→ **TASK STATEMENT**
How many lines in the entries below include the string "properties"? Answer with the number only.

>> Start

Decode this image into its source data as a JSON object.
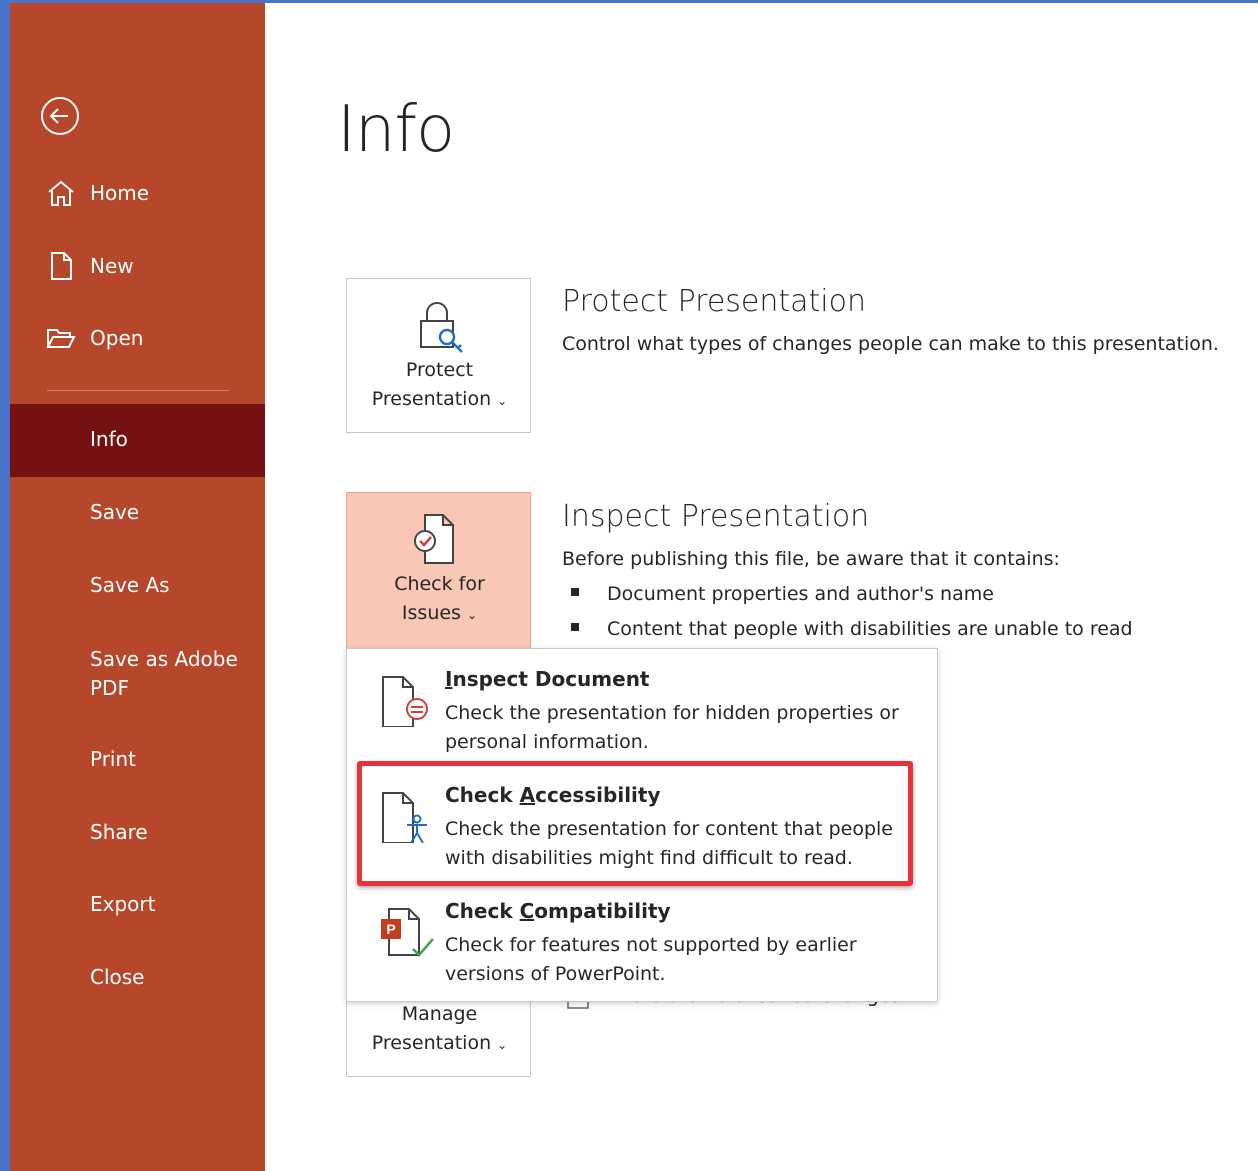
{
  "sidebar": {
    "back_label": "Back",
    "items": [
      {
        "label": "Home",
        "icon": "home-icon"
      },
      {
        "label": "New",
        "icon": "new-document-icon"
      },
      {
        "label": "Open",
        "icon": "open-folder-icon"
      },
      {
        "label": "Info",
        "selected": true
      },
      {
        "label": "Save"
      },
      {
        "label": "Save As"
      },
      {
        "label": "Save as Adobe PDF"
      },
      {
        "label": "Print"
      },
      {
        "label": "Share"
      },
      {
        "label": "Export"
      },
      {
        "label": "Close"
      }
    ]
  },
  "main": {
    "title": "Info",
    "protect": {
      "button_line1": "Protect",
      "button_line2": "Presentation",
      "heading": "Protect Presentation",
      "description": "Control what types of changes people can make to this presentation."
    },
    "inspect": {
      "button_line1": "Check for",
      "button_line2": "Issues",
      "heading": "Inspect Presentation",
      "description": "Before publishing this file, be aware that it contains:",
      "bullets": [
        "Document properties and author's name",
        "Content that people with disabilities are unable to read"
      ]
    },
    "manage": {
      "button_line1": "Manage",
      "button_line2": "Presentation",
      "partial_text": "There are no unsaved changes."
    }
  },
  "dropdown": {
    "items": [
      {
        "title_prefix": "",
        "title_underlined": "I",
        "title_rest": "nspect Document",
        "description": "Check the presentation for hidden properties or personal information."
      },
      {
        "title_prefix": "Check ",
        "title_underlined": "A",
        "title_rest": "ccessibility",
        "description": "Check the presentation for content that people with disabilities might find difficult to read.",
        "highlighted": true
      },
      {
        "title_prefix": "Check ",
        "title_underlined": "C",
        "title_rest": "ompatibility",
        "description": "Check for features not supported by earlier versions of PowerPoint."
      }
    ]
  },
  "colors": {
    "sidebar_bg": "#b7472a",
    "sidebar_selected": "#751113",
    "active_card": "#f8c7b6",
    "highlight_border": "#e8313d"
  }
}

>> End

→ **OUTPUT FOR THIS TASK**
2